Recorded information:
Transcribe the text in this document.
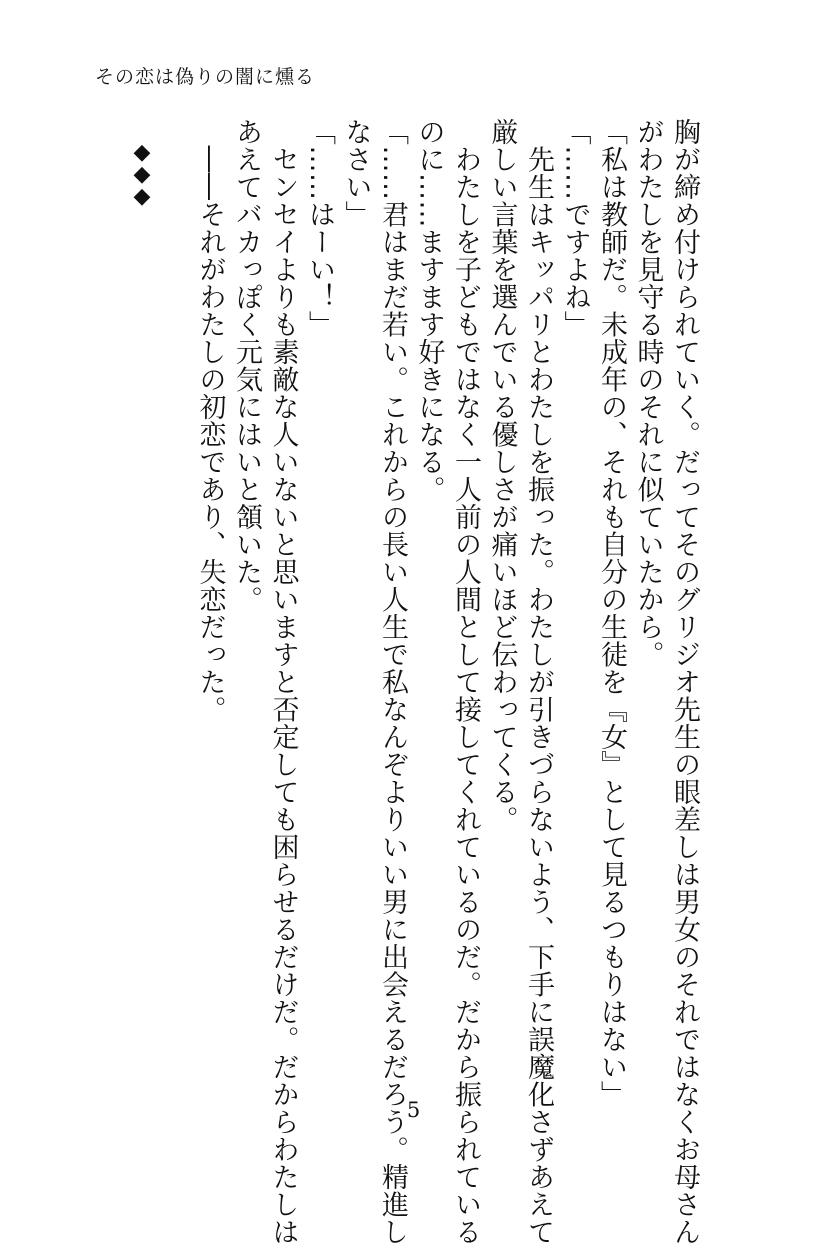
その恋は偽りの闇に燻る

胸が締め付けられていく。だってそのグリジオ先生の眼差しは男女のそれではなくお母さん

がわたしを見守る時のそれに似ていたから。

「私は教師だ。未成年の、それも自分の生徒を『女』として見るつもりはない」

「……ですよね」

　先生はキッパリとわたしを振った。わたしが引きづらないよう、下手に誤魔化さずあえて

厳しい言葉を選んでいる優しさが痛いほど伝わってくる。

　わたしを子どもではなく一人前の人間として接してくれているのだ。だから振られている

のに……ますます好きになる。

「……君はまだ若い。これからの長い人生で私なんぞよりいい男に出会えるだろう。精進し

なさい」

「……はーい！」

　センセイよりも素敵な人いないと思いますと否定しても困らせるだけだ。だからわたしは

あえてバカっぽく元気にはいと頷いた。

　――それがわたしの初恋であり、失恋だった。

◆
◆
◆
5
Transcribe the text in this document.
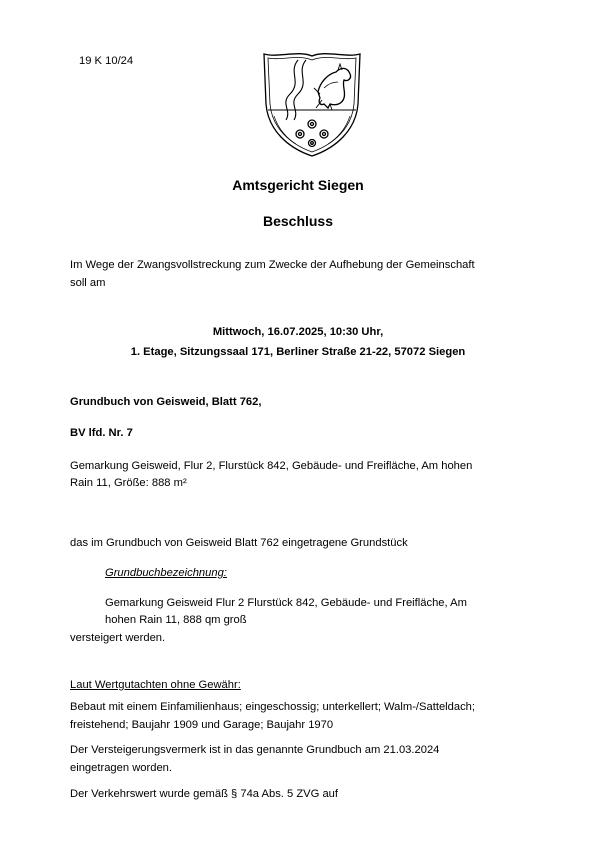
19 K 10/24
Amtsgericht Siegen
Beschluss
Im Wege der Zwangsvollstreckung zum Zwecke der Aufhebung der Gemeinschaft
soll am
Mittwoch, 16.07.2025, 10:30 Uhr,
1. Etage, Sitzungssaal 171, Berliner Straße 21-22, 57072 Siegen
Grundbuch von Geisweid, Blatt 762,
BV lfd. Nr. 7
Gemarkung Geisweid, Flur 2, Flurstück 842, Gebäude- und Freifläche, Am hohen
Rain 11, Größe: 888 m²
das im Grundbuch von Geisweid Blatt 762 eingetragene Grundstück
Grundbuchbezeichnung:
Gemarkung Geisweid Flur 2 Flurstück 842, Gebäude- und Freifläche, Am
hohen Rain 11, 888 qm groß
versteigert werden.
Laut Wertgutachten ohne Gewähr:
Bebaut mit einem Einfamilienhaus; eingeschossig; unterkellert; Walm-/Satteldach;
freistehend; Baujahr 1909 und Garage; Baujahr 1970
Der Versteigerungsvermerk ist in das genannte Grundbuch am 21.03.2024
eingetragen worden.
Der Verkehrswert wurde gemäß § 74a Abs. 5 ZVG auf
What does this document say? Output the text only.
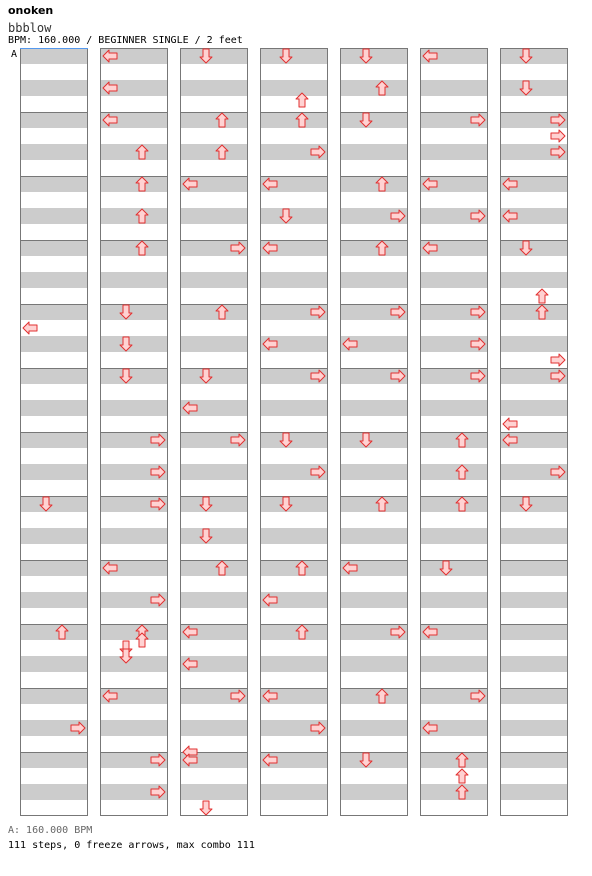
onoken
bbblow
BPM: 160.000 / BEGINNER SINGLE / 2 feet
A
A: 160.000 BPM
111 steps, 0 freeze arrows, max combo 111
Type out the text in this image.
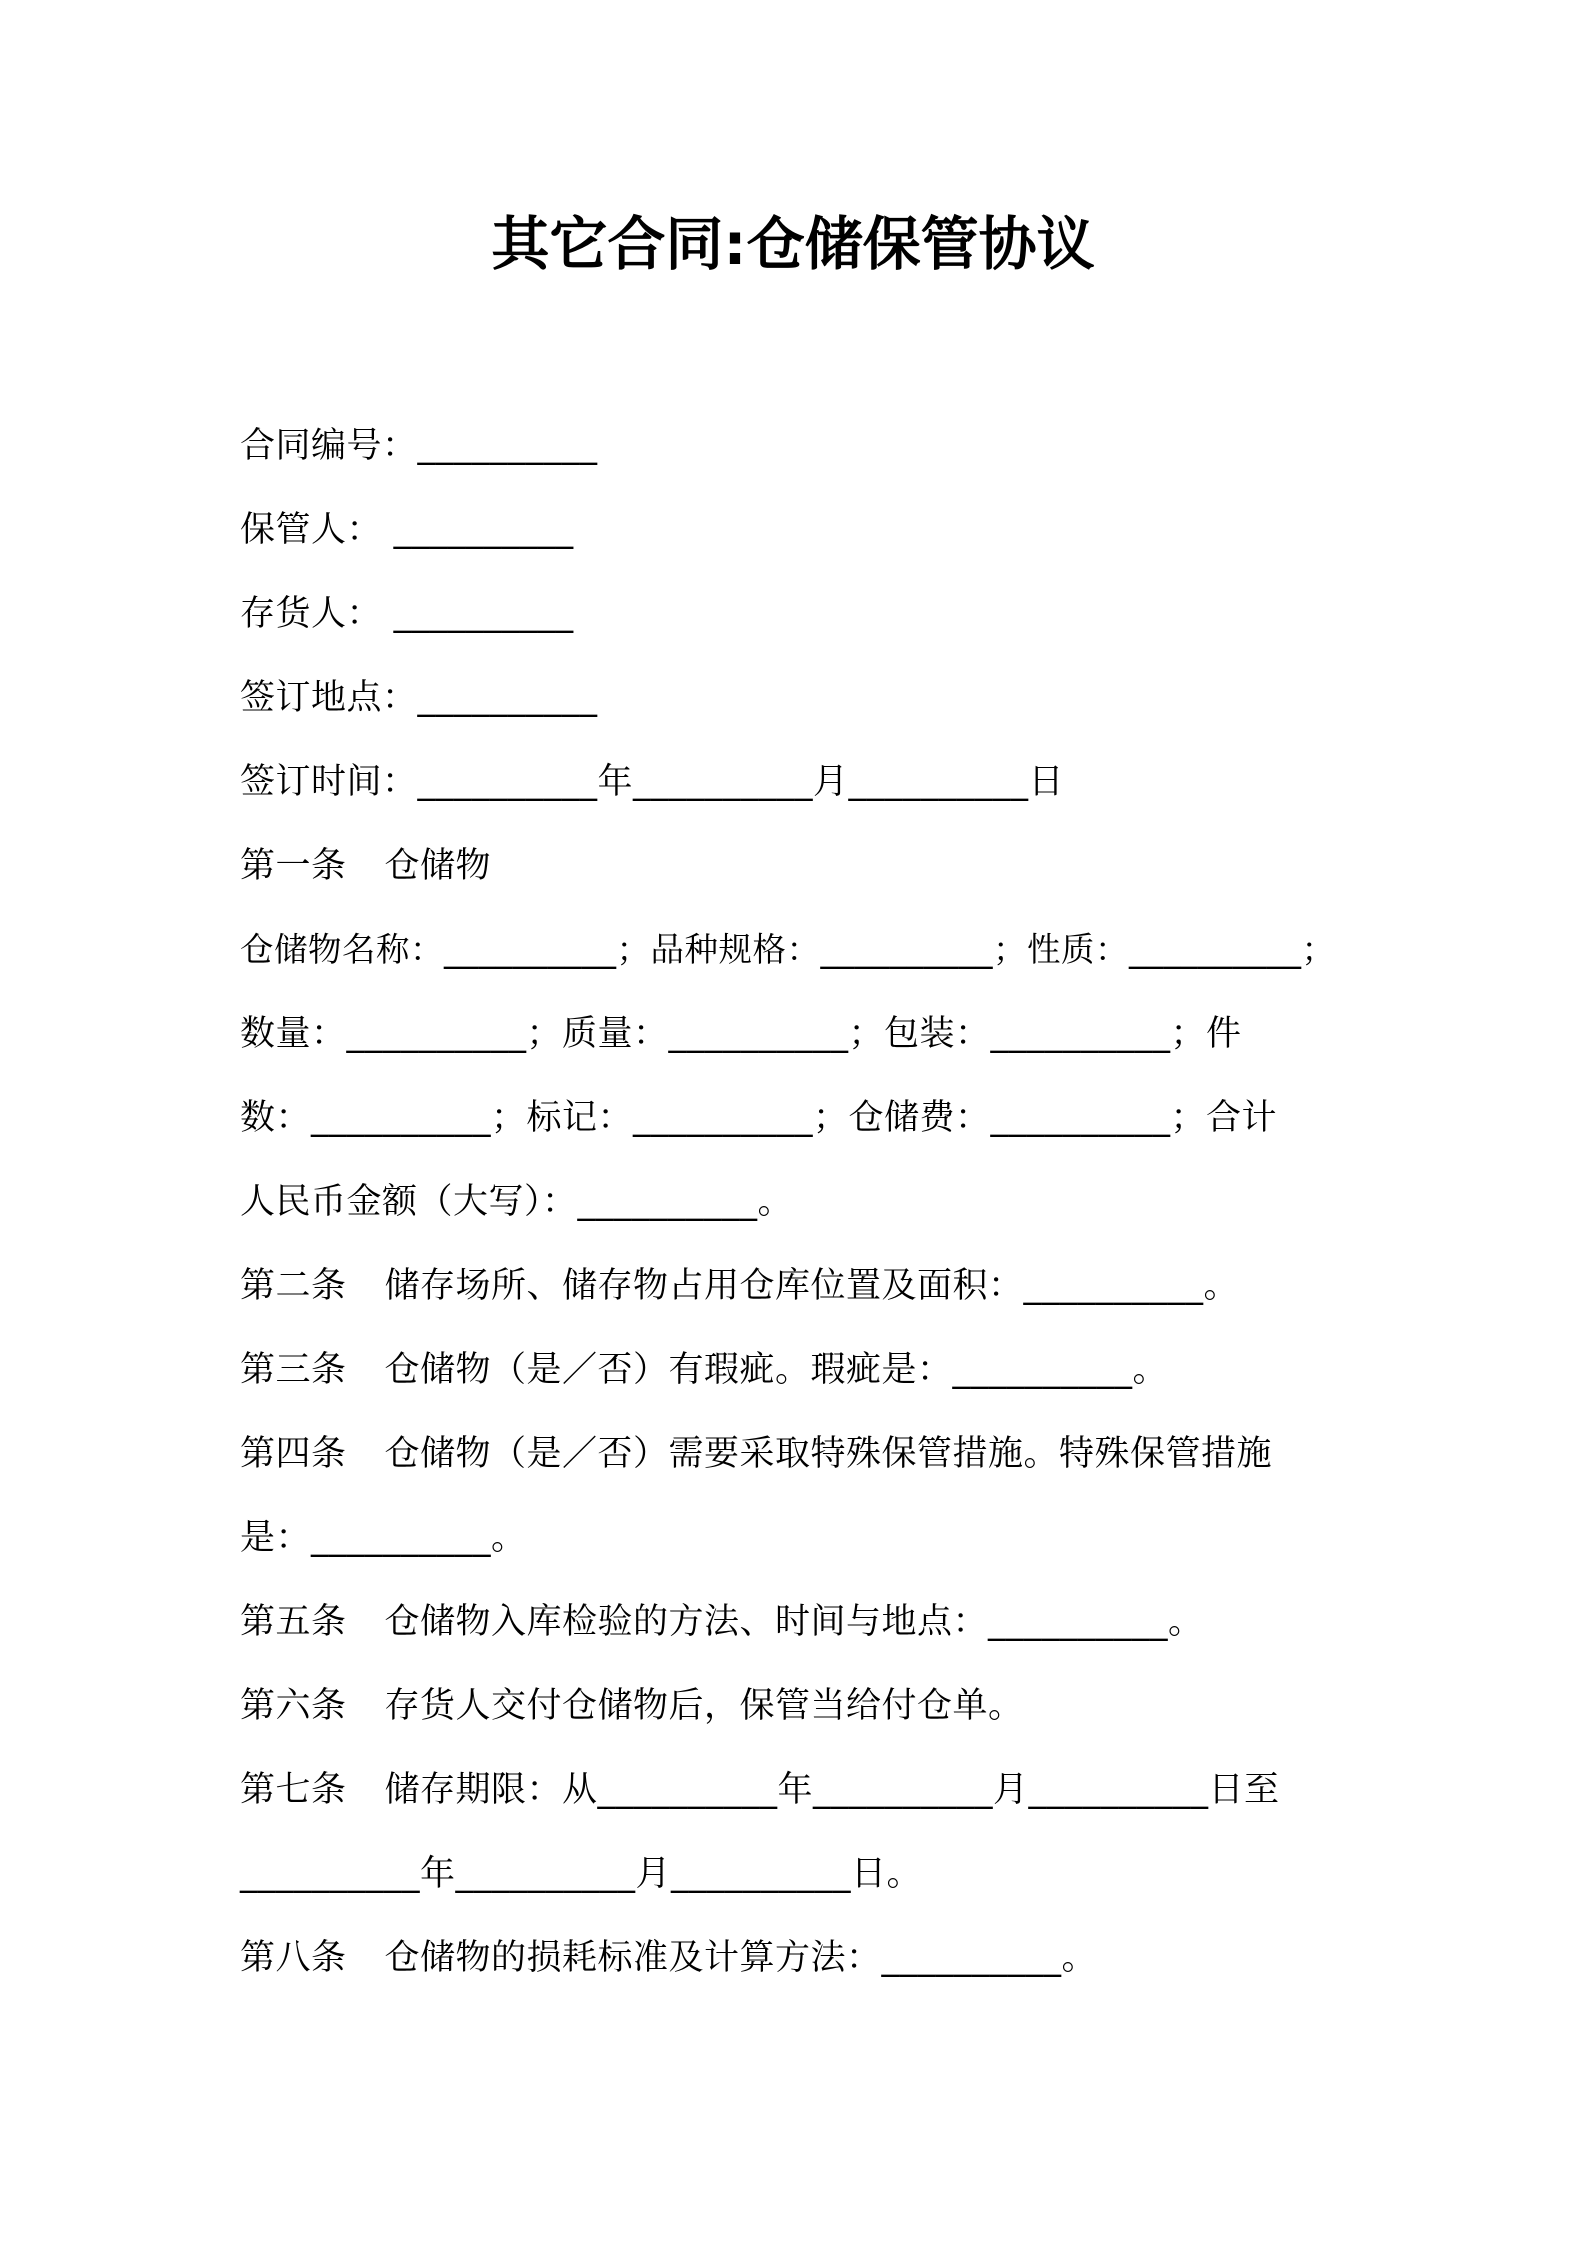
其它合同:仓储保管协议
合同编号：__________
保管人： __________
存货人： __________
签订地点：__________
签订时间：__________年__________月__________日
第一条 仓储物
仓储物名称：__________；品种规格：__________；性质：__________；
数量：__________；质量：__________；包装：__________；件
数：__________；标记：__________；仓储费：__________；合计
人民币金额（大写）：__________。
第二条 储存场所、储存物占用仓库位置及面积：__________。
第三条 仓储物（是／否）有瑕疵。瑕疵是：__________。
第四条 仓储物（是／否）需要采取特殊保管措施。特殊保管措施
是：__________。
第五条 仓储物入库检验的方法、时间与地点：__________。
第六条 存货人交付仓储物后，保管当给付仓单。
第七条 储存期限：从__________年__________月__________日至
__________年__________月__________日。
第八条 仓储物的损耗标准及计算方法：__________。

What the task asks:
Quote the records above exactly, leaving out any pictures.

The reply:
Transcribe the text in this document.
その恋は偽りの闇に燻る

胸が締め付けられていく。だってそのグリジオ先生の眼差しは男女のそれではなくお母さん

がわたしを見守る時のそれに似ていたから。

「私は教師だ。未成年の、それも自分の生徒を『女』として見るつもりはない」

「……ですよね」

　先生はキッパリとわたしを振った。わたしが引きづらないよう、下手に誤魔化さずあえて

厳しい言葉を選んでいる優しさが痛いほど伝わってくる。

　わたしを子どもではなく一人前の人間として接してくれているのだ。だから振られている

のに……ますます好きになる。

「……君はまだ若い。これからの長い人生で私なんぞよりいい男に出会えるだろう。精進し

なさい」

「……はーい！」

　センセイよりも素敵な人いないと思いますと否定しても困らせるだけだ。だからわたしは

あえてバカっぽく元気にはいと頷いた。

　――それがわたしの初恋であり、失恋だった。

◆
◆
◆
5
Transcribe the text in this document.
19 K 10/24
Amtsgericht Siegen
Beschluss
Im Wege der Zwangsvollstreckung zum Zwecke der Aufhebung der Gemeinschaft
soll am
Mittwoch, 16.07.2025, 10:30 Uhr,
1. Etage, Sitzungssaal 171, Berliner Straße 21-22, 57072 Siegen
Grundbuch von Geisweid, Blatt 762,
BV lfd. Nr. 7
Gemarkung Geisweid, Flur 2, Flurstück 842, Gebäude- und Freifläche, Am hohen
Rain 11, Größe: 888 m²
das im Grundbuch von Geisweid Blatt 762 eingetragene Grundstück
Grundbuchbezeichnung:
Gemarkung Geisweid Flur 2 Flurstück 842, Gebäude- und Freifläche, Am
hohen Rain 11, 888 qm groß
versteigert werden.
Laut Wertgutachten ohne Gewähr:
Bebaut mit einem Einfamilienhaus; eingeschossig; unterkellert; Walm-/Satteldach;
freistehend; Baujahr 1909 und Garage; Baujahr 1970
Der Versteigerungsvermerk ist in das genannte Grundbuch am 21.03.2024
eingetragen worden.
Der Verkehrswert wurde gemäß § 74a Abs. 5 ZVG auf
What does this document say? Output the text only.
onoken
bbblow
BPM: 160.000 / BEGINNER SINGLE / 2 feet
A
A: 160.000 BPM
111 steps, 0 freeze arrows, max combo 111
Type out the text in this image.
其它合同:仓储保管协议
合同编号：__________
保管人： __________
存货人： __________
签订地点：__________
签订时间：__________年__________月__________日
第一条 仓储物
仓储物名称：__________；品种规格：__________；性质：__________；
数量：__________；质量：__________；包装：__________；件
数：__________；标记：__________；仓储费：__________；合计
人民币金额（大写）：__________。
第二条 储存场所、储存物占用仓库位置及面积：__________。
第三条 仓储物（是／否）有瑕疵。瑕疵是：__________。
第四条 仓储物（是／否）需要采取特殊保管措施。特殊保管措施
是：__________。
第五条 仓储物入库检验的方法、时间与地点：__________。
第六条 存货人交付仓储物后，保管当给付仓单。
第七条 储存期限：从__________年__________月__________日至
__________年__________月__________日。
第八条 仓储物的损耗标准及计算方法：__________。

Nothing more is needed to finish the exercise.